Collected data:
╔══
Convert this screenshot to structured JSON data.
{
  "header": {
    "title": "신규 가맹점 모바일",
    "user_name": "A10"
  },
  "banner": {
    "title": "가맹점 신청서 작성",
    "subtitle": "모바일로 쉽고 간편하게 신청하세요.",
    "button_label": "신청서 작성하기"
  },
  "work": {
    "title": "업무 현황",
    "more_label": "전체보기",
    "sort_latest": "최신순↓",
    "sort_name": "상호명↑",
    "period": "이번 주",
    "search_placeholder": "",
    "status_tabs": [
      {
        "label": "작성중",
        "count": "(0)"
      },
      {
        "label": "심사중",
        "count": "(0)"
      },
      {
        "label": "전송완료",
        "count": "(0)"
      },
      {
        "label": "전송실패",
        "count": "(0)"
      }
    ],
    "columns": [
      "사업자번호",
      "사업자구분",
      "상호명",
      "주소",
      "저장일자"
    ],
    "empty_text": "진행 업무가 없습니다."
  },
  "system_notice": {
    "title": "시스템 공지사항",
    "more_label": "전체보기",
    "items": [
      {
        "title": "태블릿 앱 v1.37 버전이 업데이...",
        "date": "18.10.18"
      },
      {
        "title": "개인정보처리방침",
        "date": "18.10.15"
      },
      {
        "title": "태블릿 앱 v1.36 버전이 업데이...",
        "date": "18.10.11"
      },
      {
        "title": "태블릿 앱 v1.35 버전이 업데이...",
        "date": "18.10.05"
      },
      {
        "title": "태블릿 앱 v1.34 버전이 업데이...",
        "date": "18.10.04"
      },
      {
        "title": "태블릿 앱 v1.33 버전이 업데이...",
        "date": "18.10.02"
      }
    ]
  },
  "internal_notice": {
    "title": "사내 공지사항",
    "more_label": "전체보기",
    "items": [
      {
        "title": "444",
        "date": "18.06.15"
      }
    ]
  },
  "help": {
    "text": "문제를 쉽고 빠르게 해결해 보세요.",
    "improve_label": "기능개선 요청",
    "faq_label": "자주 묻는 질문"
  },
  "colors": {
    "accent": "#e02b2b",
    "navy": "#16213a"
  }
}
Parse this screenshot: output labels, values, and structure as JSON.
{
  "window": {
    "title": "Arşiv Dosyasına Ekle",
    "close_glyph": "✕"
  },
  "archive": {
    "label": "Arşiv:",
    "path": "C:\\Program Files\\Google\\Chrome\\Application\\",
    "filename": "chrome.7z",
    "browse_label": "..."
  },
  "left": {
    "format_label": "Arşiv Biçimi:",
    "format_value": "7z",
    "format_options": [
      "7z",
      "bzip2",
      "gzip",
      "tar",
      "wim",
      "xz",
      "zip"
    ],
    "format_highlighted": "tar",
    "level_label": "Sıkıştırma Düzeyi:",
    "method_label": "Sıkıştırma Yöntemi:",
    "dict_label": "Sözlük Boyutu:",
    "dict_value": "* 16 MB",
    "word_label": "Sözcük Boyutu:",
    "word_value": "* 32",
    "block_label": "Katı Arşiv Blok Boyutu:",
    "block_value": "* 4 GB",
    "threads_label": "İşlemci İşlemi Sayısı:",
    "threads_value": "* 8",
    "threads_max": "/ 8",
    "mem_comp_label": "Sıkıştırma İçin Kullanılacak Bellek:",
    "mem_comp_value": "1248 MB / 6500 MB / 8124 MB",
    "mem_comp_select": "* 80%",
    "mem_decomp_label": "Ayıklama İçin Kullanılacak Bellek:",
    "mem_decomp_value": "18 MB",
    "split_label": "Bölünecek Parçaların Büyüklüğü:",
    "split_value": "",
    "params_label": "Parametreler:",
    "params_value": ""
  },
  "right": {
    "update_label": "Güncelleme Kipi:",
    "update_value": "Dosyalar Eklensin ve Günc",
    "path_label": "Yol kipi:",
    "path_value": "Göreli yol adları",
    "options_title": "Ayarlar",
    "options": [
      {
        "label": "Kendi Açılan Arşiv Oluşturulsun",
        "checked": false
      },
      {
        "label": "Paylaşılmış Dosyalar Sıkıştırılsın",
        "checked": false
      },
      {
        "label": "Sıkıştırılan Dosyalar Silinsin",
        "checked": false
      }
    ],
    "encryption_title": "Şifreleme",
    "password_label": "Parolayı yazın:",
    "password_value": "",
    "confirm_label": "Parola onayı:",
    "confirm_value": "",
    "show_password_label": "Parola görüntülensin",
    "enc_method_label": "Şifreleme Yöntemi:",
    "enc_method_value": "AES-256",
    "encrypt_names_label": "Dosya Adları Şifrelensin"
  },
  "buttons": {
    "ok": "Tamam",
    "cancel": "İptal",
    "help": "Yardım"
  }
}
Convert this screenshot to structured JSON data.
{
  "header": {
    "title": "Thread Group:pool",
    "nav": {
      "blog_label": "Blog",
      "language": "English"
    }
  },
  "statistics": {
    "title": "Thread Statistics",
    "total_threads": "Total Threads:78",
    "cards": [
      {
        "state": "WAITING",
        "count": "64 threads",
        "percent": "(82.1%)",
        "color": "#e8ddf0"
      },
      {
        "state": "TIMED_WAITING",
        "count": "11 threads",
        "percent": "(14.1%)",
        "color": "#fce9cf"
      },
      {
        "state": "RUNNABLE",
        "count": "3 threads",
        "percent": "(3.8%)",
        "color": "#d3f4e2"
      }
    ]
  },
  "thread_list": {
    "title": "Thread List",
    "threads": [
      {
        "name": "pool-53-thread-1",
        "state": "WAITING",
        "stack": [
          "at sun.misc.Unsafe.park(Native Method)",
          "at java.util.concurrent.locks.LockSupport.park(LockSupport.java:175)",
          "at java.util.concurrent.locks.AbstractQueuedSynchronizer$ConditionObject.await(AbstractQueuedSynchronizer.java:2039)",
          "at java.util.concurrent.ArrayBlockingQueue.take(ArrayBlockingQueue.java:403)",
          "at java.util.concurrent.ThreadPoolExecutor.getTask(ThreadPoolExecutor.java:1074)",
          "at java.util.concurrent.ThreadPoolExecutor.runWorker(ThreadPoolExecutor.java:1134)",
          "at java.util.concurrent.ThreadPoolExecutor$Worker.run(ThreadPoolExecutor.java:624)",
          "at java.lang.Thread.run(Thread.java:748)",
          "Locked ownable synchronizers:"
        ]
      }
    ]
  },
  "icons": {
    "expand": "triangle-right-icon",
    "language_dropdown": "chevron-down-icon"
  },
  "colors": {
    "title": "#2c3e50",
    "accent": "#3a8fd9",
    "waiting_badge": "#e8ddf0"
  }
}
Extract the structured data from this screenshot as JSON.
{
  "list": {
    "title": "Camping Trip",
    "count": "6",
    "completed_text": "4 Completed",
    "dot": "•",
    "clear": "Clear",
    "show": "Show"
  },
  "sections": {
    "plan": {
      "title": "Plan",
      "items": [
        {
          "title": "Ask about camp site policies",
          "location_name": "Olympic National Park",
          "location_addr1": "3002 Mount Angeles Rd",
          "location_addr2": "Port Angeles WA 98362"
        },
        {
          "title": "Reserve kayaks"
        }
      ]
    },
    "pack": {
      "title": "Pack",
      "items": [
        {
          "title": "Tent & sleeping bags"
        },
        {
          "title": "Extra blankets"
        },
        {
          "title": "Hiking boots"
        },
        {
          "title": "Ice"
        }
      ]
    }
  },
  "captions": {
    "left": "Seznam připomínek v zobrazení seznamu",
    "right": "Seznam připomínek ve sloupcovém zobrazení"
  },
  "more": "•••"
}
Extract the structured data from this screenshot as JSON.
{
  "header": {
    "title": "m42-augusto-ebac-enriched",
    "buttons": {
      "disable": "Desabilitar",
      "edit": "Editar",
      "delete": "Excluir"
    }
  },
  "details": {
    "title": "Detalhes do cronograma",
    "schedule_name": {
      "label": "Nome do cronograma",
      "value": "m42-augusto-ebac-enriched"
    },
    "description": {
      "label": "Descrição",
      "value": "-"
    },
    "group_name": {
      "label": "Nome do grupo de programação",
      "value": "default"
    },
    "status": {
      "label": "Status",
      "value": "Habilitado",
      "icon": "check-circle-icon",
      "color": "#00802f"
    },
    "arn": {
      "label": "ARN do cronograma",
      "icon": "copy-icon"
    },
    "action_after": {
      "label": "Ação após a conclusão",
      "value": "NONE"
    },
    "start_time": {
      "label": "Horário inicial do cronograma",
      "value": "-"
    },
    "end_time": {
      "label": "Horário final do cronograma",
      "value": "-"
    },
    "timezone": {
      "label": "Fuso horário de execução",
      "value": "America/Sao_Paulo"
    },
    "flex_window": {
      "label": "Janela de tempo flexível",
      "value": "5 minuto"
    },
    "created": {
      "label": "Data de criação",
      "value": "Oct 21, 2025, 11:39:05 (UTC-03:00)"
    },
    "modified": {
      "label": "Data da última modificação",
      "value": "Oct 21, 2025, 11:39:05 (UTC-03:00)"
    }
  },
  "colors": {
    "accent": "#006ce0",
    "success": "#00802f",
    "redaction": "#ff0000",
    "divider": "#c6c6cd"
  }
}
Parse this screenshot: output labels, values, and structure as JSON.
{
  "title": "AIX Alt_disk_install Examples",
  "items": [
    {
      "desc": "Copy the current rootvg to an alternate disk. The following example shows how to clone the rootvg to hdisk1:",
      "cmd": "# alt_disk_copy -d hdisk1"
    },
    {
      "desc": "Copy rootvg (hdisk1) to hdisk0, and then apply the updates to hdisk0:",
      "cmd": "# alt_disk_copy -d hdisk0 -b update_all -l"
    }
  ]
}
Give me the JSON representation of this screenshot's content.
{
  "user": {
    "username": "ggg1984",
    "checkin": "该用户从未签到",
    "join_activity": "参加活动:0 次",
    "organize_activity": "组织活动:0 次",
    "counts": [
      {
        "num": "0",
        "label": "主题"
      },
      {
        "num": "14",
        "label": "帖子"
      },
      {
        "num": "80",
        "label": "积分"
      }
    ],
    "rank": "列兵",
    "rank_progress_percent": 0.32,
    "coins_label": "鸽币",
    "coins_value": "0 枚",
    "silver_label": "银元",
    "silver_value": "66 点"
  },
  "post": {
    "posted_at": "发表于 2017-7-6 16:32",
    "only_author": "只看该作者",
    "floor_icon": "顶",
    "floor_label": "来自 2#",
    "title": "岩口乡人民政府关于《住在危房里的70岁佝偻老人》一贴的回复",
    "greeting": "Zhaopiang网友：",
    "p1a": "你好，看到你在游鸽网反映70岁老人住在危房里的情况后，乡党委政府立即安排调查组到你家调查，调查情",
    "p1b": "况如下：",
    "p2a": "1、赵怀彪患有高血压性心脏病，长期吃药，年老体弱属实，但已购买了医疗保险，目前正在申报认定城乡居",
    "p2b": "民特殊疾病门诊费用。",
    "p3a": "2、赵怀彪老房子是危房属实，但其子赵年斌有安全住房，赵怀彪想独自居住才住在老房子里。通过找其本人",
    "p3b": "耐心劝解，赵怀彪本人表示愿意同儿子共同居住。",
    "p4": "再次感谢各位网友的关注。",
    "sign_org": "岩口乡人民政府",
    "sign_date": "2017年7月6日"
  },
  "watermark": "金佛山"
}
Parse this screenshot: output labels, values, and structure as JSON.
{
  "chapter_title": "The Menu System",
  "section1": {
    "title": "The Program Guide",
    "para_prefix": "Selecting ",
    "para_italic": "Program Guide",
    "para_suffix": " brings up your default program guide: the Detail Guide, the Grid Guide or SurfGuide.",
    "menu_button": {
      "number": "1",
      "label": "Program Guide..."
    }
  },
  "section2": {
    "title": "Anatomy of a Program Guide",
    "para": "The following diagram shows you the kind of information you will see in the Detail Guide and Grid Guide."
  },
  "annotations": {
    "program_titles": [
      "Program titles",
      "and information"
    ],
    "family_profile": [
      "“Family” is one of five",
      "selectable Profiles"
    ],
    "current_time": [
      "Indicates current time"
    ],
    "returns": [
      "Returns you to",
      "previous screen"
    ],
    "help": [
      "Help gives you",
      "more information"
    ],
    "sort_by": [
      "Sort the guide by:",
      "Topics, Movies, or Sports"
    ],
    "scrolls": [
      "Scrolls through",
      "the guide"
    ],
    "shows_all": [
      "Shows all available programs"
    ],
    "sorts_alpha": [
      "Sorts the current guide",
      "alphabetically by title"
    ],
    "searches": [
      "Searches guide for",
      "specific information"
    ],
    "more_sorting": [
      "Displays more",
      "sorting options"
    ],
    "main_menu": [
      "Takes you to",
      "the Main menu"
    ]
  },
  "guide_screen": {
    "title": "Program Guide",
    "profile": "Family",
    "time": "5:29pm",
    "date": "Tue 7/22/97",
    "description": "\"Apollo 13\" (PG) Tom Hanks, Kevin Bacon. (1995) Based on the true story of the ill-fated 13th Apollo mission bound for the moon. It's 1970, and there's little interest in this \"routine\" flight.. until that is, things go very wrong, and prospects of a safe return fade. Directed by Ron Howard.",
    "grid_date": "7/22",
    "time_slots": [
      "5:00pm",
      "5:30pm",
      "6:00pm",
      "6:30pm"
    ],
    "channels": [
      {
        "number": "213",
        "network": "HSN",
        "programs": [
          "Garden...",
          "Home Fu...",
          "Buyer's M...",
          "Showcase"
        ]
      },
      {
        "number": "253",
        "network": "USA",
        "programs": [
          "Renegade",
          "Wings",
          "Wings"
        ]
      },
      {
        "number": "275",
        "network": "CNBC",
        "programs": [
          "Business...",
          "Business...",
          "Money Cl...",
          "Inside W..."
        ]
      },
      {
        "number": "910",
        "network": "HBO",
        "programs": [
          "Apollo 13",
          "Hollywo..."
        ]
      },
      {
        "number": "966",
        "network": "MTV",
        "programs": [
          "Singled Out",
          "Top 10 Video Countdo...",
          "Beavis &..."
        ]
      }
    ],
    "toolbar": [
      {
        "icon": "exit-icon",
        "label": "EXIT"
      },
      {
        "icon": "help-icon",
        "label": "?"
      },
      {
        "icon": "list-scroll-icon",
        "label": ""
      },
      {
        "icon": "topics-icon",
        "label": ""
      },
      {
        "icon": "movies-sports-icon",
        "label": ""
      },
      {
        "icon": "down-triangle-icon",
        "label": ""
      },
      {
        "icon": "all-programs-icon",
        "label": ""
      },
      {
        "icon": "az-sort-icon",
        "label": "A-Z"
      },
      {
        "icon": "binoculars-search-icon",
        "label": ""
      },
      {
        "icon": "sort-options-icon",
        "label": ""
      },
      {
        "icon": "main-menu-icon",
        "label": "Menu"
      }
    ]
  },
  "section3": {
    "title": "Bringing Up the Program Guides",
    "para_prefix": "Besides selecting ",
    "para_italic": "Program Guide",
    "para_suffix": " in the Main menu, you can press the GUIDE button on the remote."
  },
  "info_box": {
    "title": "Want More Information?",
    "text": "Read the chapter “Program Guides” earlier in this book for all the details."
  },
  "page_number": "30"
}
╚══
▶ **What the task asks**:
Return each full line of the entries that contains the word "left".

▶ **Answer to the task**:
  "left": {
    "left": "Seznam připomínek v zobrazení seznamu",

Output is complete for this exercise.